WHAT IS ASKED:
Your task is to write out the complete listing exactly as it is shown.

>> Begin MATERIALS PROVIDED

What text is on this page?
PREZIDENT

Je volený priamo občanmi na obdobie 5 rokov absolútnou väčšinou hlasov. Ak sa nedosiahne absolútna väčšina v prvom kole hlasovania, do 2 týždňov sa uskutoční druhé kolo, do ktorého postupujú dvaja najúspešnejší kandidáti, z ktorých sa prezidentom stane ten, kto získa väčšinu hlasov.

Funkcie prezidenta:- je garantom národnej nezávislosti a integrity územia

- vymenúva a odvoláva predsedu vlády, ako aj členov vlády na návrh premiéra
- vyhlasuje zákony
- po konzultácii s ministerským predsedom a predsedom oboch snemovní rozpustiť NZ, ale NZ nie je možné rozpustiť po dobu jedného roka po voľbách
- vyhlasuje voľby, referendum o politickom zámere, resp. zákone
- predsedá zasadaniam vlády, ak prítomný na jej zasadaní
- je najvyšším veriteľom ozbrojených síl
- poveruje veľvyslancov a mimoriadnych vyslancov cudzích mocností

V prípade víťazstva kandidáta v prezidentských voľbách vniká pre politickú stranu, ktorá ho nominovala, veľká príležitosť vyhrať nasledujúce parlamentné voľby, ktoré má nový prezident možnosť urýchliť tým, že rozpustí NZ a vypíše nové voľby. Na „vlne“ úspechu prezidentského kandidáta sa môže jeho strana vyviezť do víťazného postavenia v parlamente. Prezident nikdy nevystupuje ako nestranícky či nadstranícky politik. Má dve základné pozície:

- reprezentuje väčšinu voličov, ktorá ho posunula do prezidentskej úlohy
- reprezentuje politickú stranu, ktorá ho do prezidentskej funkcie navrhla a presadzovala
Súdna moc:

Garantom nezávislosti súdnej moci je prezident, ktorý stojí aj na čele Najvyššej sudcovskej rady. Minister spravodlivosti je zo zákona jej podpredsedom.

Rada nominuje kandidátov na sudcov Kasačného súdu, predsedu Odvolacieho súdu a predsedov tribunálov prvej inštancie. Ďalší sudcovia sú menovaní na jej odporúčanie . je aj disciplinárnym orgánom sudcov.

>> End MATERIALS PROVIDED

EXERCISE ANSWER:
What text is on this page?
PREZIDENT

Je volený priamo občanmi na obdobie 5 rokov absolútnou väčšinou hlasov. Ak sa nedosiahne absolútna väčšina v prvom kole hlasovania, do 2 týždňov sa uskutoční druhé kolo, do ktorého postupujú dvaja najúspešnejší kandidáti, z ktorých sa prezidentom stane ten, kto získa väčšinu hlasov.

Funkcie prezidenta:- je garantom národnej nezávislosti a integrity územia

- vymenúva a odvoláva predsedu vlády, ako aj členov vlády na návrh premiéra
- vyhlasuje zákony
- po konzultácii s ministerským predsedom a predsedom oboch snemovní rozpustiť NZ, ale NZ nie je možné rozpustiť po dobu jedného roka po voľbách
- vyhlasuje voľby, referendum o politickom zámere, resp. zákone
- predsedá zasadaniam vlády, ak prítomný na jej zasadaní
- je najvyšším veriteľom ozbrojených síl
- poveruje veľvyslancov a mimoriadnych vyslancov cudzích mocností

V prípade víťazstva kandidáta v prezidentských voľbách vniká pre politickú stranu, ktorá ho nominovala, veľká príležitosť vyhrať nasledujúce parlamentné voľby, ktoré má nový prezident možnosť urýchliť tým, že rozpustí NZ a vypíše nové voľby. Na „vlne“ úspechu prezidentského kandidáta sa môže jeho strana vyviezť do víťazného postavenia v parlamente. Prezident nikdy nevystupuje ako nestranícky či nadstranícky politik. Má dve základné pozície:

- reprezentuje väčšinu voličov, ktorá ho posunula do prezidentskej úlohy
- reprezentuje politickú stranu, ktorá ho do prezidentskej funkcie navrhla a presadzovala
Súdna moc:

Garantom nezávislosti súdnej moci je prezident, ktorý stojí aj na čele Najvyššej sudcovskej rady. Minister spravodlivosti je zo zákona jej podpredsedom.

Rada nominuje kandidátov na sudcov Kasačného súdu, predsedu Odvolacieho súdu a predsedov tribunálov prvej inštancie. Ďalší sudcovia sú menovaní na jej odporúčanie . je aj disciplinárnym orgánom sudcov.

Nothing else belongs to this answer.